(Stored items from a collection)
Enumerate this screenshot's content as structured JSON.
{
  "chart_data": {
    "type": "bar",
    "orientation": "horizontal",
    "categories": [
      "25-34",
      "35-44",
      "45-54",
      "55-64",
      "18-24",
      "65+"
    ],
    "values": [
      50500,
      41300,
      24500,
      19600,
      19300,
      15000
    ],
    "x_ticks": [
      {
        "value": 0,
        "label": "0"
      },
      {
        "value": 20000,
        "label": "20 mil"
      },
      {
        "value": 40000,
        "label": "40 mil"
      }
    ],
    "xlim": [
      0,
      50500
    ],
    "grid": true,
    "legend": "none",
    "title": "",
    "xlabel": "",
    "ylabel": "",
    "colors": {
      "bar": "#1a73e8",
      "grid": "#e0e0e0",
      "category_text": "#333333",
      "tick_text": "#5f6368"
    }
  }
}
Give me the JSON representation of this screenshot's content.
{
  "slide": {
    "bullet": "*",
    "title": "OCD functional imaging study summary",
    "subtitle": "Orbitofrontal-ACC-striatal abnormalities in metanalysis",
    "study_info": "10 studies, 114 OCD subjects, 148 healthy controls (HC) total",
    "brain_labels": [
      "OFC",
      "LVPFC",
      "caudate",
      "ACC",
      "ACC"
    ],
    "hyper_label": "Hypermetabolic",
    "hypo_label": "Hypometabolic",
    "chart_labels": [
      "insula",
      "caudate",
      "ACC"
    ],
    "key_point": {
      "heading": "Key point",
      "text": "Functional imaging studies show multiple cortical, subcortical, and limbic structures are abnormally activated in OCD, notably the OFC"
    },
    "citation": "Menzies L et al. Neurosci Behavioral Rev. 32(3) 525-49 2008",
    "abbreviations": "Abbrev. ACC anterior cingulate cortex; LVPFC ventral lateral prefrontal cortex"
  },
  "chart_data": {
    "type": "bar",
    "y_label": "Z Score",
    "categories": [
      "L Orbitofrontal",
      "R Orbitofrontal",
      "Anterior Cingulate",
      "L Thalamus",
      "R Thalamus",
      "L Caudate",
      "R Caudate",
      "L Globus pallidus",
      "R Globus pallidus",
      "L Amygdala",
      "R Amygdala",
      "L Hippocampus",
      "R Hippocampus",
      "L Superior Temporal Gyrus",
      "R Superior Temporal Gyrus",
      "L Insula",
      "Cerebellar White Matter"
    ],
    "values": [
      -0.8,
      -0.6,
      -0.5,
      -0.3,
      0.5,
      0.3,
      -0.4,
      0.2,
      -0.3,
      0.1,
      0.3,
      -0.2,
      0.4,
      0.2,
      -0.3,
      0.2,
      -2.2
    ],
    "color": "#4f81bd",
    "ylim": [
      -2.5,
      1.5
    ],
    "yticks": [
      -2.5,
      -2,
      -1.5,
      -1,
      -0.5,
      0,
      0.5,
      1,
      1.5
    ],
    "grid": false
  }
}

_Work required_. Above are entries; state the number of lines among them that contain "imaging", and nothing else.

_Answer to this task_. 2